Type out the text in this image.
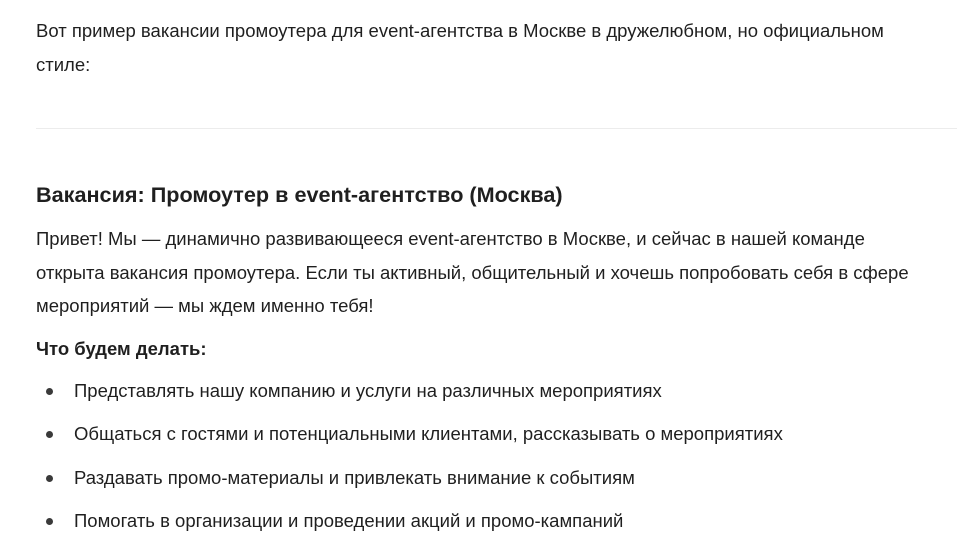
Вот пример вакансии промоутера для event-агентства в Москве в дружелюбном, но официальном стиле:

Вакансия: Промоутер в event-агентство (Москва)

Привет! Мы — динамично развивающееся event-агентство в Москве, и сейчас в нашей команде открыта вакансия промоутера. Если ты активный, общительный и хочешь попробовать себя в сфере мероприятий — мы ждем именно тебя!

Что будем делать:
Представлять нашу компанию и услуги на различных мероприятиях
Общаться с гостями и потенциальными клиентами, рассказывать о мероприятиях
Раздавать промо-материалы и привлекать внимание к событиям
Помогать в организации и проведении акций и промо-кампаний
=-=-=
### WRITTEN TASK
Omit the pictures and restate the rest of the records verbatim.

### THE RESPONSE
Type out the text in this image.
Вот пример вакансии промоутера для event-агентства в Москве в дружелюбном, но официальном стиле:

Вакансия: Промоутер в event-агентство (Москва)

Привет! Мы — динамично развивающееся event-агентство в Москве, и сейчас в нашей команде открыта вакансия промоутера. Если ты активный, общительный и хочешь попробовать себя в сфере мероприятий — мы ждем именно тебя!

Что будем делать:
Представлять нашу компанию и услуги на различных мероприятиях
Общаться с гостями и потенциальными клиентами, рассказывать о мероприятиях
Раздавать промо-материалы и привлекать внимание к событиям
Помогать в организации и проведении акций и промо-кампаний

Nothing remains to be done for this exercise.